§ Brief 1
Rewrite the passage on ghostwriting from "(In this post, when" through "half the battle.", inclusive, substituting "concepts" for every occurrence of "ideas".

§ Extract
If you are a ghostwriting a book, must it reflect the voice of the author for whom you’re writing it?
I first encountered this question in a PRSA (Public Relations Society of America) conference talk by Blythe Campbell. Blythe speaks and writes eloquently about how public relations professionals need to listen to and understand their clients (typically, business leaders) so that they can write in a way that appropriately represents the client.
But her advice seemed a bit strange to me as a ghostwriter. Admittedly, Blythe’s advice was more for short pieces — such as emails and blog posts — than for books and articles, which are what I write for clients. But she made me wonder how important voice was in what I write.
(In this post, when I refer to the “author,” I mean the client for whom you are writing a piece. When I refer to the “writer,” I mean the person who’s doing the actual writing. For example, when the cover of a book says “by Jeff Jones with Josh Bernoff,” Jeff Jones is the author, but Josh Bernoff is the writer.)
Start with ideas, write with authority
I always start with ideas. If you can understand and appropriately represent the author’s ideas, you’ve won half the battle.
In a typical business book or article, the job is to clearly explain and support those ideas with logical — and sometimes clever — examples. Just as importantly, the writing must pull you along from idea to idea.
This type of writing demands what I call the authoritative voice. If you read most business books, you’ll see how this voice has pervaded the way people write them. It has these characteristics:
- It’s not overly formal. It avoids long sentences (typically, sentences are less than 20 words long) and connects directly with the reader, often using the word “you” and commands (for example, “Do your research first before you start to write.”).
- It uses the occasional rhetorical flourish, such as one-word sentences and paragraphs, to keep your attention. For example, “Is this all you need to learn to become an expert in your field? Hardly.”
- It tells stories in narrative form, focusing on what happened, not superfluous details like people’s appearance.
- It may include diagrams to clarify concepts.
- It uses tools like subheads, bullets, and italic to break up the parade of paragraphs.
- It cites research properly, including the names of those who did it, without making a fetish of footnotes as academic writing often does.
If you’re a regular reader of my posts or an adherent of my book on writing, you might read this and say “That’s just your general writing advice.” And that’s not a coincidence. This is how nonfiction business writers generally write, whether in a book or in a corporate setting.

§ Brief 2
Put the records, from their first line through the line containing "q2b-label: b) [93, 350, 109, 370]", inclusive, into a Markdown table with the columns Nr and Entry, giving each row its number and leaving out blank lines.

§ Material supplied
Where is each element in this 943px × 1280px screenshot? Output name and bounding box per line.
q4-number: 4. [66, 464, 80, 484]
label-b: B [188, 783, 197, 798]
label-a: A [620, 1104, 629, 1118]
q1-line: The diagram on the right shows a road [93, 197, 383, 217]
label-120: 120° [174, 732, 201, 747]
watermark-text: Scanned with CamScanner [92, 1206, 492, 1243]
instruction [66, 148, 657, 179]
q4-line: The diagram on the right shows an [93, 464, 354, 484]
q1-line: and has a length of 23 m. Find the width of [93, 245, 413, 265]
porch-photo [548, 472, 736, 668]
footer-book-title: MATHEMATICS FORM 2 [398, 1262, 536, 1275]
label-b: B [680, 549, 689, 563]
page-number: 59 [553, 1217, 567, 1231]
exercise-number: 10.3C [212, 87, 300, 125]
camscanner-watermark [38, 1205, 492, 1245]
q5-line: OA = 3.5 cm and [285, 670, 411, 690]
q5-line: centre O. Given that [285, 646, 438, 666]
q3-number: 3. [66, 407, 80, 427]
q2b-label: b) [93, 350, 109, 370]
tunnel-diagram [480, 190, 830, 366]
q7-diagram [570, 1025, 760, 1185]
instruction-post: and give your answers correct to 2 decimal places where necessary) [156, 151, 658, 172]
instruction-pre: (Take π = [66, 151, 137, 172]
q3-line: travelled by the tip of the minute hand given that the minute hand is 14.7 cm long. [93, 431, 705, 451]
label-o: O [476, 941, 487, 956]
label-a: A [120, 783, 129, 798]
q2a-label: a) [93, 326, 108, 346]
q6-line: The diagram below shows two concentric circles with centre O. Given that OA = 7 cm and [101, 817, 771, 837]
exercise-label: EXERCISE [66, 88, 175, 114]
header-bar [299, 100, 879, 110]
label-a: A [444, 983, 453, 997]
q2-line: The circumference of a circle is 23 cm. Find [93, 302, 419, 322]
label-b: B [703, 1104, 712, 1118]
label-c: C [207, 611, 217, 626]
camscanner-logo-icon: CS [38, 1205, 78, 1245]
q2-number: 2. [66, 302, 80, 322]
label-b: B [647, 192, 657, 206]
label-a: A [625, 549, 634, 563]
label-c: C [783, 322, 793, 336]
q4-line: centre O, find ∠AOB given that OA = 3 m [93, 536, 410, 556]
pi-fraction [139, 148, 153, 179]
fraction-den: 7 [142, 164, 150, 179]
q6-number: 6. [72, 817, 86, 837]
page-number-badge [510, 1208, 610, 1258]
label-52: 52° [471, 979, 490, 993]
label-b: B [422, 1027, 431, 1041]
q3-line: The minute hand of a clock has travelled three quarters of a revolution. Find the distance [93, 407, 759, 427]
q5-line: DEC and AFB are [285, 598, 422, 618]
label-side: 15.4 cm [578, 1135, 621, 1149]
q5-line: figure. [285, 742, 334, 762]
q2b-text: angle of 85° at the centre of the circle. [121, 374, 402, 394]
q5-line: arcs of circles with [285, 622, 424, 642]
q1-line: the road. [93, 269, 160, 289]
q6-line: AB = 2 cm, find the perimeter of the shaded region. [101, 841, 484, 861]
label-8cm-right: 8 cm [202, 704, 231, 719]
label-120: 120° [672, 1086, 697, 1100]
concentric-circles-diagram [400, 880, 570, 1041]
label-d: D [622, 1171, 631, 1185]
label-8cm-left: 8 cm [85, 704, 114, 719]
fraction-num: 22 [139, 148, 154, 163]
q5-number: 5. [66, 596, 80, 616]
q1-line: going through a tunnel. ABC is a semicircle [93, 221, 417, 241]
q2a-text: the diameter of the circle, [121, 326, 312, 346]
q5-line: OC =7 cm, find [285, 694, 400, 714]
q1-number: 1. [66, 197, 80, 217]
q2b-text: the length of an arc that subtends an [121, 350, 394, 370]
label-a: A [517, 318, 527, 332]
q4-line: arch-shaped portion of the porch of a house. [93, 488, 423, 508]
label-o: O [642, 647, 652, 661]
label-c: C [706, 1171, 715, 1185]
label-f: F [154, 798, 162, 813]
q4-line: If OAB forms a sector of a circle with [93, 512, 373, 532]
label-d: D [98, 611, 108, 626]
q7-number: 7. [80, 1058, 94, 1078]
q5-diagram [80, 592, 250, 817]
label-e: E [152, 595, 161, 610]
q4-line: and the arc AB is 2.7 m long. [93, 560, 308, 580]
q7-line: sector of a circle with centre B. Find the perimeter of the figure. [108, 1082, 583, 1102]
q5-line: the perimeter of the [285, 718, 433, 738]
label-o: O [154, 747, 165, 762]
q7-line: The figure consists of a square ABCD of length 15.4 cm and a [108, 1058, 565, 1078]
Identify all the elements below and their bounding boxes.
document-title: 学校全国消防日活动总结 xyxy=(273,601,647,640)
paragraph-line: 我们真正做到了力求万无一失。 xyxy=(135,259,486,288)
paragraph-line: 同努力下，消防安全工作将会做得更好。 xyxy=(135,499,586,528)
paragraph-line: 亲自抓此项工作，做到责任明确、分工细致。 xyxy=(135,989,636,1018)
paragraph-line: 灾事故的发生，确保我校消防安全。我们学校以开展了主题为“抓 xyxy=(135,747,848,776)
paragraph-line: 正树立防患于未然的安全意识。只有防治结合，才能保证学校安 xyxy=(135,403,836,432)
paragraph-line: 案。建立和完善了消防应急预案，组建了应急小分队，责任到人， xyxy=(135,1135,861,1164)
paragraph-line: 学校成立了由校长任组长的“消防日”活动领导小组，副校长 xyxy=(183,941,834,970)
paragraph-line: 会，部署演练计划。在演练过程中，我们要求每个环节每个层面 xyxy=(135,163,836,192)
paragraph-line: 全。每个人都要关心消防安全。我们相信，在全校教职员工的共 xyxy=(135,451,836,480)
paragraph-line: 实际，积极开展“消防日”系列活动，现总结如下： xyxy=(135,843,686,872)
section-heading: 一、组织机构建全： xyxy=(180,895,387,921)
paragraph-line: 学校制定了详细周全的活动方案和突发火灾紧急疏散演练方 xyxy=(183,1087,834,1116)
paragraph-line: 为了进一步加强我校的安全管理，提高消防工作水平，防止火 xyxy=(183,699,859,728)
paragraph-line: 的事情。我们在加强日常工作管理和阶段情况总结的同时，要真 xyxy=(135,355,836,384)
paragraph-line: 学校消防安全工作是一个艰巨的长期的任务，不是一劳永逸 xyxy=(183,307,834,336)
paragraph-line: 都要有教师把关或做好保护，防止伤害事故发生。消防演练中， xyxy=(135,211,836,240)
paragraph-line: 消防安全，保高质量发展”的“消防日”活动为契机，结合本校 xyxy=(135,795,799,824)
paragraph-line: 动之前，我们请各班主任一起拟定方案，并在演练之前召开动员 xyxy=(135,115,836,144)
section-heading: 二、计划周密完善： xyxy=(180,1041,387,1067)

§ Task answer 1
(In this post, when I refer to the “author,” I mean the client for whom you are writing a piece. When I refer to the “writer,” I mean the person who’s doing the actual writing. For example, when the cover of a book says “by Jeff Jones with Josh Bernoff,” Jeff Jones is the author, but Josh Bernoff is the writer.)
Start with concepts, write with authority
I always start with concepts. If you can understand and appropriately represent the author’s concepts, you’ve won half the battle.

§ Task answer 2
| Nr | Entry |
|---|---|
| 1 | Where is each element in this 943px × 1280px screenshot? Output name and bounding box per line. |
| 2 | q4-number: 4. [66, 464, 80, 484] |
| 3 | label-b: B [188, 783, 197, 798] |
| 4 | label-a: A [620, 1104, 629, 1118] |
| 5 | q1-line: The diagram on the right shows a road [93, 197, 383, 217] |
| 6 | label-120: 120° [174, 732, 201, 747] |
| 7 | watermark-text: Scanned with CamScanner [92, 1206, 492, 1243] |
| 8 | instruction [66, 148, 657, 179] |
| 9 | q4-line: The diagram on the right shows an [93, 464, 354, 484] |
| 10 | q1-line: and has a length of 23 m. Find the width of [93, 245, 413, 265] |
| 11 | porch-photo [548, 472, 736, 668] |
| 12 | footer-book-title: MATHEMATICS FORM 2 [398, 1262, 536, 1275] |
| 13 | label-b: B [680, 549, 689, 563] |
| 14 | page-number: 59 [553, 1217, 567, 1231] |
| 15 | exercise-number: 10.3C [212, 87, 300, 125] |
| 16 | camscanner-watermark [38, 1205, 492, 1245] |
| 17 | q5-line: OA = 3.5 cm and [285, 670, 411, 690] |
| 18 | q5-line: centre O. Given that [285, 646, 438, 666] |
| 19 | q3-number: 3. [66, 407, 80, 427] |
| 20 | q2b-label: b) [93, 350, 109, 370] |